[Data entries]
▬▬▬▬▬▬▬▬▬▬

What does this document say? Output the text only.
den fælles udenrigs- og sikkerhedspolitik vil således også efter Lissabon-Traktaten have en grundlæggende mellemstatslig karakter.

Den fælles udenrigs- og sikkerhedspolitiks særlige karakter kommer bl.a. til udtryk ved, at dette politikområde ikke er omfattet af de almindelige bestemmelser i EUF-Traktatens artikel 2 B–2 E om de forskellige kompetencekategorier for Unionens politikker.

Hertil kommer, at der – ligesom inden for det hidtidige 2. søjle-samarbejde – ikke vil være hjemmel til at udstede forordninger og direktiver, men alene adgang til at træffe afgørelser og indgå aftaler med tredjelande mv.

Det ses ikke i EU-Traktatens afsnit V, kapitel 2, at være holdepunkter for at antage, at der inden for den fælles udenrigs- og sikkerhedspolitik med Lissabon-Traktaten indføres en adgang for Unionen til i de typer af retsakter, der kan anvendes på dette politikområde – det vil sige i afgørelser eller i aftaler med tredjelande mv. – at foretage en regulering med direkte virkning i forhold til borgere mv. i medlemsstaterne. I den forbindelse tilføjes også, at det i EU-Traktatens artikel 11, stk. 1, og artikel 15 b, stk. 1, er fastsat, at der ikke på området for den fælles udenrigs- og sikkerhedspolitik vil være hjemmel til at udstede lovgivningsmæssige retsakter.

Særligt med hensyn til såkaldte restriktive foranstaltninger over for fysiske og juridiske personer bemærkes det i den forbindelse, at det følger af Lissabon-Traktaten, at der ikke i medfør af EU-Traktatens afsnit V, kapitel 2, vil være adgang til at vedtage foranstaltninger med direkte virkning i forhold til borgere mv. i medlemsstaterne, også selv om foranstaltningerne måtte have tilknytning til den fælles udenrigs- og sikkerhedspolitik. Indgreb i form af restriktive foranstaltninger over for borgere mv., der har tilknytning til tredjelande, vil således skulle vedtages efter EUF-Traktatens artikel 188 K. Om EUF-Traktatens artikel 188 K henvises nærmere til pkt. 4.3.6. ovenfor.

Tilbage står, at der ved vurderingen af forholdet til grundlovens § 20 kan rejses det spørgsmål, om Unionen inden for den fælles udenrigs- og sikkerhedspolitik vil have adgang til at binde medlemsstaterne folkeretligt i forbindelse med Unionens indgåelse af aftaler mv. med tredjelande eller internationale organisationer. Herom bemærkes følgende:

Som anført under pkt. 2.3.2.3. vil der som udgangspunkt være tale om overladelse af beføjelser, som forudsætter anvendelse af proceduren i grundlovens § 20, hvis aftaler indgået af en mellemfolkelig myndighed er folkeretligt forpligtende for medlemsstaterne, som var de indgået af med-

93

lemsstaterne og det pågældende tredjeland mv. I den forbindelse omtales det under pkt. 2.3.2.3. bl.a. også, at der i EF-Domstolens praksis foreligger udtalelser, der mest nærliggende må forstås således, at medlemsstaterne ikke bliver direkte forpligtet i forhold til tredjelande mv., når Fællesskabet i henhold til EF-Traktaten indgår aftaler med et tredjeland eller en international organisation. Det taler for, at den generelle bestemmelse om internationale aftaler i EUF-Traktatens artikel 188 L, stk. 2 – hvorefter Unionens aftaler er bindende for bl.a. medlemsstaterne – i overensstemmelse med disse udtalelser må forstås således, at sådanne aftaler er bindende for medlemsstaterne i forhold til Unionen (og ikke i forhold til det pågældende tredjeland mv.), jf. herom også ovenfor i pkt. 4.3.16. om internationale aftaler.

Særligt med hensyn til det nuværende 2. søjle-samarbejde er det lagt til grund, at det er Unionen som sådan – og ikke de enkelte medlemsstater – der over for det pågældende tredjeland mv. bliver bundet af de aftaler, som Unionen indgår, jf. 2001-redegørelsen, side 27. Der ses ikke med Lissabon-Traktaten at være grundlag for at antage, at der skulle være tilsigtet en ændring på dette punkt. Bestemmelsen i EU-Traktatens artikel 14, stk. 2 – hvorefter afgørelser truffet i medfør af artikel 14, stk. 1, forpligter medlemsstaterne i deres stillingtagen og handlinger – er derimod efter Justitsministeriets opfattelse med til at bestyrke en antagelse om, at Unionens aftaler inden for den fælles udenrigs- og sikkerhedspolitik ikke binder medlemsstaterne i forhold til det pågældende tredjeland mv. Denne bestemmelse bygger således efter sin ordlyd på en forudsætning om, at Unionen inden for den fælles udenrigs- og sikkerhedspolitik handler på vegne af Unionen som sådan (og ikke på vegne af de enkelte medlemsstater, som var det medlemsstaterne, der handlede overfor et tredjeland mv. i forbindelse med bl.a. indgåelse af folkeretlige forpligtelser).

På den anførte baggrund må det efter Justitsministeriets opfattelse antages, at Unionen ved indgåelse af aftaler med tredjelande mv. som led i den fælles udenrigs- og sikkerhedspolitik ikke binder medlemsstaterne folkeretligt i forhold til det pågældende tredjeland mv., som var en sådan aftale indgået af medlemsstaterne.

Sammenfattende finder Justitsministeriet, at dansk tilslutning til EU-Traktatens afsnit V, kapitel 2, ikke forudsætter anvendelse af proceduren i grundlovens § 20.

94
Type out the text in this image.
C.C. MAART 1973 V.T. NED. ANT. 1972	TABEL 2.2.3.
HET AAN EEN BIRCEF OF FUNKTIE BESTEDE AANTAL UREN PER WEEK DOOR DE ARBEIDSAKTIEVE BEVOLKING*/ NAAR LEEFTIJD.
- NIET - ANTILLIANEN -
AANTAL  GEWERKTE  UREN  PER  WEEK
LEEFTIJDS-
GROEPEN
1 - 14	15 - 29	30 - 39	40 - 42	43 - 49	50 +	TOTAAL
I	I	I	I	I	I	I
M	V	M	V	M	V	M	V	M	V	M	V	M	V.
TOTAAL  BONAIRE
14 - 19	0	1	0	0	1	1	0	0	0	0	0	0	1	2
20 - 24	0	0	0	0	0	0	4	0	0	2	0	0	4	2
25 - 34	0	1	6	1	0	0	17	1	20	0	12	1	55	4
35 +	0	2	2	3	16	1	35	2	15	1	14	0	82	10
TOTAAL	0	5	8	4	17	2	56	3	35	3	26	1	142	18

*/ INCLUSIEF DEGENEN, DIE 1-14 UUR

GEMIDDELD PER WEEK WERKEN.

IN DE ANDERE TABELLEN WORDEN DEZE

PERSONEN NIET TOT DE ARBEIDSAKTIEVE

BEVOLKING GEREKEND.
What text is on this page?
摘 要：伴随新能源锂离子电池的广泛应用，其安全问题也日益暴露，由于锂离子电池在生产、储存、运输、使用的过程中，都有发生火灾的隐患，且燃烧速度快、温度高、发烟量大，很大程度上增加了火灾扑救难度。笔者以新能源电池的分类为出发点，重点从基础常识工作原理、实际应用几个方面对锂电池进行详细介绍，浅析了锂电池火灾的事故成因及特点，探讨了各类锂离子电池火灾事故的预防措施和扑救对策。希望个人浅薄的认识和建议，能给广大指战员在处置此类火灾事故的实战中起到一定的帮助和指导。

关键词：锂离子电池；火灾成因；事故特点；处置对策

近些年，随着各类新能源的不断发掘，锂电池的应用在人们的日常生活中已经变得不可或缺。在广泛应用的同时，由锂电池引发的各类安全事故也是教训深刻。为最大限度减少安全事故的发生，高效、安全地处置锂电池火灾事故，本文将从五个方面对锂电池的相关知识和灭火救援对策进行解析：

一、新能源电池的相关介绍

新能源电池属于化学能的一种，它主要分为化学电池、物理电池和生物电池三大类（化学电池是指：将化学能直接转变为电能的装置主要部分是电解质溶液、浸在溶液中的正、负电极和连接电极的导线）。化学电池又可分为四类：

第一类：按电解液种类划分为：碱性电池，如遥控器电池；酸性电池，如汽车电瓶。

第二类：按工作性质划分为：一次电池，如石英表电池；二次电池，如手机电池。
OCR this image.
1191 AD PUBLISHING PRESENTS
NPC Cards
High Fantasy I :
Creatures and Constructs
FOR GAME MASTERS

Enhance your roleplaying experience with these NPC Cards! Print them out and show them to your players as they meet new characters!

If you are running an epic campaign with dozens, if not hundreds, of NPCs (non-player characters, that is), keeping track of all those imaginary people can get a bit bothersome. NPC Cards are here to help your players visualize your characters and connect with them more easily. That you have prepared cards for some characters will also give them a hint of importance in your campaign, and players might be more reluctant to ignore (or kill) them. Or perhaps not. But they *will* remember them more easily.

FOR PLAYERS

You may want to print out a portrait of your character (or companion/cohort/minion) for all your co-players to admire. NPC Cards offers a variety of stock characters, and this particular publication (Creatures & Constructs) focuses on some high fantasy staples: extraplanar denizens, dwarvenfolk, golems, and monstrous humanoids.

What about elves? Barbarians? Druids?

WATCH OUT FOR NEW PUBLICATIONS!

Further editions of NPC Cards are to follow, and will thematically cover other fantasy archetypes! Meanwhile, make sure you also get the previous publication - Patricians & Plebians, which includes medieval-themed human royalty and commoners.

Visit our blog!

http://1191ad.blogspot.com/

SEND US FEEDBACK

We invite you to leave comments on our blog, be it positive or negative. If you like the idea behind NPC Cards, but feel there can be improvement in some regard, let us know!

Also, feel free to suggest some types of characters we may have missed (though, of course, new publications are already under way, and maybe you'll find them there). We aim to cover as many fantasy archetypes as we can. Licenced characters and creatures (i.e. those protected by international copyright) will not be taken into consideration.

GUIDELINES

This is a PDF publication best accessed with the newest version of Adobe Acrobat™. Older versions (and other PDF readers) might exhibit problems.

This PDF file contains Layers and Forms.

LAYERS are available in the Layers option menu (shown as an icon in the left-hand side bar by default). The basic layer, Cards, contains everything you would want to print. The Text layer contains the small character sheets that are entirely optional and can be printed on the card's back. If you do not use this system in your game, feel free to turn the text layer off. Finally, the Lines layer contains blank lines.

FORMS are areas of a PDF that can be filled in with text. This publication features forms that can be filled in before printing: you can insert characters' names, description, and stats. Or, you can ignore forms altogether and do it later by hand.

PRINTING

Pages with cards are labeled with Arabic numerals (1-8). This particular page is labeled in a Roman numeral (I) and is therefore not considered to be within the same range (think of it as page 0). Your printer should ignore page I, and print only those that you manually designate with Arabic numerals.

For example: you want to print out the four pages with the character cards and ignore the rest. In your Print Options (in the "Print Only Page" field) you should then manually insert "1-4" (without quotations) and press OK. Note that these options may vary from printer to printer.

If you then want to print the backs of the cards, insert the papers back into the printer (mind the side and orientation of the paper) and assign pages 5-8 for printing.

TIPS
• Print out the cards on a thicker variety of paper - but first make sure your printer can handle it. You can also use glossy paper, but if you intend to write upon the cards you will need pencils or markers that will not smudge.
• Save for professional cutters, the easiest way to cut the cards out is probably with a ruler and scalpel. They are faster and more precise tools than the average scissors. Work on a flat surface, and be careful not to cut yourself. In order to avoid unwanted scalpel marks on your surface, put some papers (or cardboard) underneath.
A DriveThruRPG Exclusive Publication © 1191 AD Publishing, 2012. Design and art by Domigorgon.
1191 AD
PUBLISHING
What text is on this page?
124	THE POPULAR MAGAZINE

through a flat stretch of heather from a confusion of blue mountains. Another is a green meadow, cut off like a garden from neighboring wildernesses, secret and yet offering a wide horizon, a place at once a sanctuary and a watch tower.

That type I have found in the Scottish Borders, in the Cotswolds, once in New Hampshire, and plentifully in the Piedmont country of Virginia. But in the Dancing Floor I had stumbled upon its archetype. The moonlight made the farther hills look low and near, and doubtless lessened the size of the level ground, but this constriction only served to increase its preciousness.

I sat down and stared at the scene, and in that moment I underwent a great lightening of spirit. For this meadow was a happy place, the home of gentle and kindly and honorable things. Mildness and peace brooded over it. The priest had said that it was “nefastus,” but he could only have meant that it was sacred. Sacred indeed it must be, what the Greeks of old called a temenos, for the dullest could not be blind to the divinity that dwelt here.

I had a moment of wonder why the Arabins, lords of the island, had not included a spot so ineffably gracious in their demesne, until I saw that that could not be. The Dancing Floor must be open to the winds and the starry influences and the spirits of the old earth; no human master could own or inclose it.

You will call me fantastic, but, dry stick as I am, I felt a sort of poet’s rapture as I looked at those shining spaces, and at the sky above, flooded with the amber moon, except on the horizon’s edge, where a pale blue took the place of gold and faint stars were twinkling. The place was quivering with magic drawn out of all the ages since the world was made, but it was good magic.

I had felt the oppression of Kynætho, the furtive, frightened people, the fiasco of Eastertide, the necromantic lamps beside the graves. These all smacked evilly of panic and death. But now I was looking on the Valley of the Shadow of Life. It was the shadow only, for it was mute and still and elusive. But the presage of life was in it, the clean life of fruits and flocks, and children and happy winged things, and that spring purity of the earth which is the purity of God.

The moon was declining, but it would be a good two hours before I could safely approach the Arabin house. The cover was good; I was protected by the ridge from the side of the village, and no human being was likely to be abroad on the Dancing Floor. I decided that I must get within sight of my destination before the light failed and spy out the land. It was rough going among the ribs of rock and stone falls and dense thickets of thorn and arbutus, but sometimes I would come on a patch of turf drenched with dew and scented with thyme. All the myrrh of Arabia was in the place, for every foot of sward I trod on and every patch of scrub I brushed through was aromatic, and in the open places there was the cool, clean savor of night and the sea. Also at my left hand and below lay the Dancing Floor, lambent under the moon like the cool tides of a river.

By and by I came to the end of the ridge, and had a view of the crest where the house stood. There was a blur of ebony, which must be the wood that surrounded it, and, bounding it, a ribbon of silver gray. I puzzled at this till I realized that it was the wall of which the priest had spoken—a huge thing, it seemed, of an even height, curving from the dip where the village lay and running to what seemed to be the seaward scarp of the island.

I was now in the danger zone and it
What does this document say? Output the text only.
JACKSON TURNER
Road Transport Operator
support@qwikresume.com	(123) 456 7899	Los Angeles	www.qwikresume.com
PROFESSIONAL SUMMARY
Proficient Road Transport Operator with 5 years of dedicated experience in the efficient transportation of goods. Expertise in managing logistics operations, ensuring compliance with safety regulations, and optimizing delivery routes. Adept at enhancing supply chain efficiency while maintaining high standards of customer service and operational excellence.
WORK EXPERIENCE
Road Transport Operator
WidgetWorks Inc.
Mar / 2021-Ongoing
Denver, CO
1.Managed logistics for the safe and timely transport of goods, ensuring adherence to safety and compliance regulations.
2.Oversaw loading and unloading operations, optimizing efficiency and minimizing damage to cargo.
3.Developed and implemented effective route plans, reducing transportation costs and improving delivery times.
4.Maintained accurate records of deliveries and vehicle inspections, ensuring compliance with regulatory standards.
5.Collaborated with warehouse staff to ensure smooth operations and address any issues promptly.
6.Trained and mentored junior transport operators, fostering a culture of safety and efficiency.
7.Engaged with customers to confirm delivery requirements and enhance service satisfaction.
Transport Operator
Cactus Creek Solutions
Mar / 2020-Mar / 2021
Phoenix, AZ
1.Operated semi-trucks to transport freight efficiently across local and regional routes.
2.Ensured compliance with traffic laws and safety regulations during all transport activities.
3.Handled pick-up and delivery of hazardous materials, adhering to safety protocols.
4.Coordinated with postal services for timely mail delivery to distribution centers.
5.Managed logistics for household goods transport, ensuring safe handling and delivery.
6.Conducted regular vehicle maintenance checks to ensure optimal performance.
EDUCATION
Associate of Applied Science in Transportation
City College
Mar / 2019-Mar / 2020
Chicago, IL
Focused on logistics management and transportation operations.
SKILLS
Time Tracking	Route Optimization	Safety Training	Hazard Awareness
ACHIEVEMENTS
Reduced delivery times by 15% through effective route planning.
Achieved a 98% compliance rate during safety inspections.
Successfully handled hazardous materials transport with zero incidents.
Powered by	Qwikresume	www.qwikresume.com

▬▬▬▬▬▬▬▬▬▬

:: What to produce ::
Check each line in the listing above for the string "inspections", then report how many lines contain it, with no other text.

:: Exercise response ::
2